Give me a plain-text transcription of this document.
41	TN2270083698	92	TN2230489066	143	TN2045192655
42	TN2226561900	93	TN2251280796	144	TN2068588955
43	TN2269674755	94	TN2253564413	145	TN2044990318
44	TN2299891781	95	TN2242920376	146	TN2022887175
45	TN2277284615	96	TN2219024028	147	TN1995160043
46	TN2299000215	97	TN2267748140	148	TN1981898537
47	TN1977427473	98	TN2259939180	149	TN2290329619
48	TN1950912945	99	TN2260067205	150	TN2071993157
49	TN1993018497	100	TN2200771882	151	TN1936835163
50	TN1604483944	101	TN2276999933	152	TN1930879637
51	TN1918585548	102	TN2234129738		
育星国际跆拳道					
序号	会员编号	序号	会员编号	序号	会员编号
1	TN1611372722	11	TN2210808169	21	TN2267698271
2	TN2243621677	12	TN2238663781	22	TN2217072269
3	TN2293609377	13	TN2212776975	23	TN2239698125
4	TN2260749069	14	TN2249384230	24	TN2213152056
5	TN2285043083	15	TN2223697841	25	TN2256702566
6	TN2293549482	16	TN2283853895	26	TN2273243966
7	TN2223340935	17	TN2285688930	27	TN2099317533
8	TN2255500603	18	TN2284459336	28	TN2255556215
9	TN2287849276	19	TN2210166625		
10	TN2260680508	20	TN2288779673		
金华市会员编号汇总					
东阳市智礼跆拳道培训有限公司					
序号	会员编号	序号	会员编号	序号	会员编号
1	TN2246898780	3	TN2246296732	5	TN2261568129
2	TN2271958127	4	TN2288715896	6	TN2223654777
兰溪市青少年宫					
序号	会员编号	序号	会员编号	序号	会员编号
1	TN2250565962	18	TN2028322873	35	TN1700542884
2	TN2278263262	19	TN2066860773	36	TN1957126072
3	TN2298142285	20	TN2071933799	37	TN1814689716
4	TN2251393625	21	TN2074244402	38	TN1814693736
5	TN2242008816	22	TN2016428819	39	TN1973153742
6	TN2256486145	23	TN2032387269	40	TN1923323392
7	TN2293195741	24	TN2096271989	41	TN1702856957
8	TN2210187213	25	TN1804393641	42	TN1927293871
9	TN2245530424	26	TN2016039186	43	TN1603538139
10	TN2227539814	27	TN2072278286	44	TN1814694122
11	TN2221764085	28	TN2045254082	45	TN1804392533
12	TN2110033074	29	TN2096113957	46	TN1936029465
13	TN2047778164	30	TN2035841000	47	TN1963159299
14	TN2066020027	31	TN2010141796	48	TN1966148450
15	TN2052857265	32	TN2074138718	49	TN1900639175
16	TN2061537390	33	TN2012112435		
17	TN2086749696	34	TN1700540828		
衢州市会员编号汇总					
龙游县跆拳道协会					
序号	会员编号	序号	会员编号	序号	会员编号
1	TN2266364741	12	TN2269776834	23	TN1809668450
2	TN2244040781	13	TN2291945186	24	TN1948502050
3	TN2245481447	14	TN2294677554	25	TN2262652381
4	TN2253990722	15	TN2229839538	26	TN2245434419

* * *

## Your instructions:
Reproduce the whole listing word for word.

## Exercise result:
Give me a plain-text transcription of this document.
41	TN2270083698	92	TN2230489066	143	TN2045192655
42	TN2226561900	93	TN2251280796	144	TN2068588955
43	TN2269674755	94	TN2253564413	145	TN2044990318
44	TN2299891781	95	TN2242920376	146	TN2022887175
45	TN2277284615	96	TN2219024028	147	TN1995160043
46	TN2299000215	97	TN2267748140	148	TN1981898537
47	TN1977427473	98	TN2259939180	149	TN2290329619
48	TN1950912945	99	TN2260067205	150	TN2071993157
49	TN1993018497	100	TN2200771882	151	TN1936835163
50	TN1604483944	101	TN2276999933	152	TN1930879637
51	TN1918585548	102	TN2234129738		
育星国际跆拳道					
序号	会员编号	序号	会员编号	序号	会员编号
1	TN1611372722	11	TN2210808169	21	TN2267698271
2	TN2243621677	12	TN2238663781	22	TN2217072269
3	TN2293609377	13	TN2212776975	23	TN2239698125
4	TN2260749069	14	TN2249384230	24	TN2213152056
5	TN2285043083	15	TN2223697841	25	TN2256702566
6	TN2293549482	16	TN2283853895	26	TN2273243966
7	TN2223340935	17	TN2285688930	27	TN2099317533
8	TN2255500603	18	TN2284459336	28	TN2255556215
9	TN2287849276	19	TN2210166625		
10	TN2260680508	20	TN2288779673		
金华市会员编号汇总					
东阳市智礼跆拳道培训有限公司					
序号	会员编号	序号	会员编号	序号	会员编号
1	TN2246898780	3	TN2246296732	5	TN2261568129
2	TN2271958127	4	TN2288715896	6	TN2223654777
兰溪市青少年宫					
序号	会员编号	序号	会员编号	序号	会员编号
1	TN2250565962	18	TN2028322873	35	TN1700542884
2	TN2278263262	19	TN2066860773	36	TN1957126072
3	TN2298142285	20	TN2071933799	37	TN1814689716
4	TN2251393625	21	TN2074244402	38	TN1814693736
5	TN2242008816	22	TN2016428819	39	TN1973153742
6	TN2256486145	23	TN2032387269	40	TN1923323392
7	TN2293195741	24	TN2096271989	41	TN1702856957
8	TN2210187213	25	TN1804393641	42	TN1927293871
9	TN2245530424	26	TN2016039186	43	TN1603538139
10	TN2227539814	27	TN2072278286	44	TN1814694122
11	TN2221764085	28	TN2045254082	45	TN1804392533
12	TN2110033074	29	TN2096113957	46	TN1936029465
13	TN2047778164	30	TN2035841000	47	TN1963159299
14	TN2066020027	31	TN2010141796	48	TN1966148450
15	TN2052857265	32	TN2074138718	49	TN1900639175
16	TN2061537390	33	TN2012112435		
17	TN2086749696	34	TN1700540828		
衢州市会员编号汇总					
龙游县跆拳道协会					
序号	会员编号	序号	会员编号	序号	会员编号
1	TN2266364741	12	TN2269776834	23	TN1809668450
2	TN2244040781	13	TN2291945186	24	TN1948502050
3	TN2245481447	14	TN2294677554	25	TN2262652381
4	TN2253990722	15	TN2229839538	26	TN2245434419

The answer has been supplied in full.